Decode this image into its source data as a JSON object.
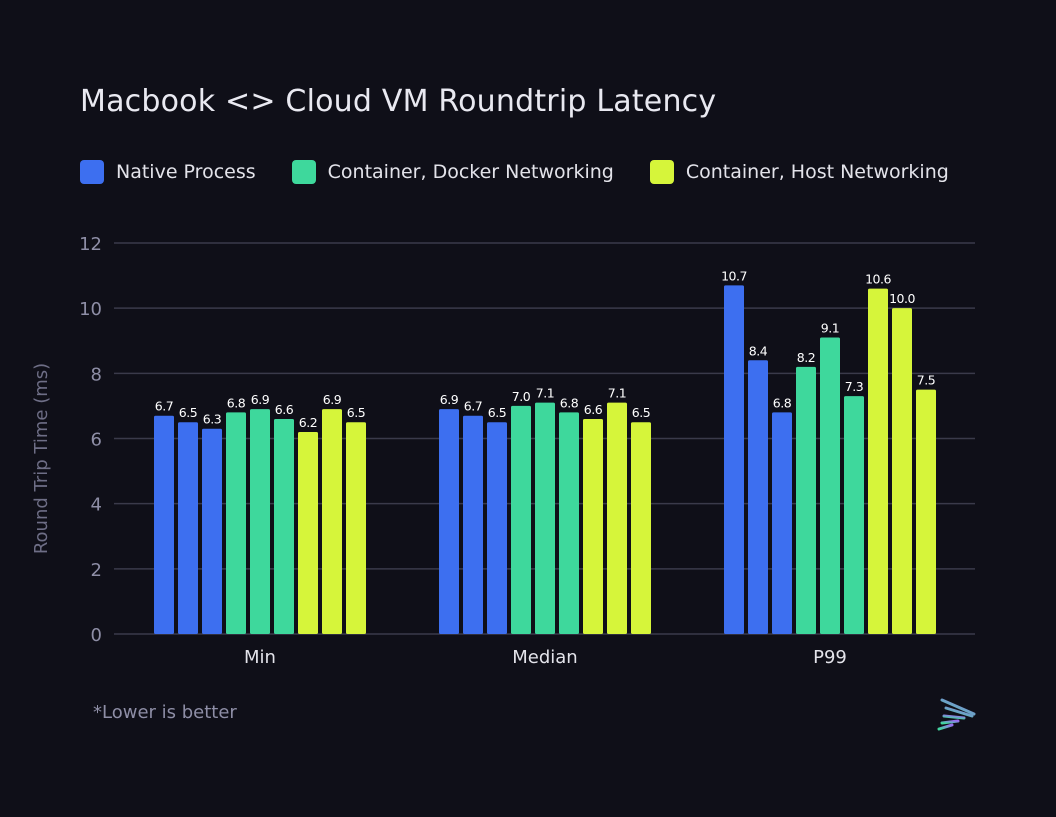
{
  "chart_data": {
    "type": "bar",
    "title": "Macbook <> Cloud VM Roundtrip Latency",
    "xlabel": "",
    "ylabel": "Round Trip Time (ms)",
    "ylim": [
      0,
      12
    ],
    "yticks": [
      "0",
      "2",
      "4",
      "6",
      "8",
      "10",
      "12"
    ],
    "grid": true,
    "legend_position": "top",
    "categories": [
      "Min",
      "Median",
      "P99"
    ],
    "series": [
      {
        "name": "Native Process",
        "color": "#3d6ff0",
        "groups": [
          {
            "values": [
              6.7,
              6.5,
              6.3
            ],
            "labels": [
              "6.7",
              "6.5",
              "6.3"
            ]
          },
          {
            "values": [
              6.9,
              6.7,
              6.5
            ],
            "labels": [
              "6.9",
              "6.7",
              "6.5"
            ]
          },
          {
            "values": [
              10.7,
              8.4,
              6.8
            ],
            "labels": [
              "10.7",
              "8.4",
              "6.8"
            ]
          }
        ]
      },
      {
        "name": "Container, Docker Networking",
        "color": "#3ed89c",
        "groups": [
          {
            "values": [
              6.8,
              6.9,
              6.6
            ],
            "labels": [
              "6.8",
              "6.9",
              "6.6"
            ]
          },
          {
            "values": [
              7.0,
              7.1,
              6.8
            ],
            "labels": [
              "7.0",
              "7.1",
              "6.8"
            ]
          },
          {
            "values": [
              8.2,
              9.1,
              7.3
            ],
            "labels": [
              "8.2",
              "9.1",
              "7.3"
            ]
          }
        ]
      },
      {
        "name": "Container, Host Networking",
        "color": "#d6f53a",
        "groups": [
          {
            "values": [
              6.2,
              6.9,
              6.5
            ],
            "labels": [
              "6.2",
              "6.9",
              "6.5"
            ]
          },
          {
            "values": [
              6.6,
              7.1,
              6.5
            ],
            "labels": [
              "6.6",
              "7.1",
              "6.5"
            ]
          },
          {
            "values": [
              10.6,
              10.0,
              7.5
            ],
            "labels": [
              "10.6",
              "10.0",
              "7.5"
            ]
          }
        ]
      }
    ],
    "annotations": [
      "*Lower is better"
    ]
  },
  "colors": {
    "background": "#0f0f18",
    "grid": "#3a3a4a",
    "tick_text": "#8e8ea6",
    "data_label": "#ffffff"
  },
  "logo": {
    "name": "brand-logo-icon"
  }
}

Task
Track down every line holding the string "Networking" and copy it.

Reply to the task
        "name": "Container, Docker Networking",
        "name": "Container, Host Networking",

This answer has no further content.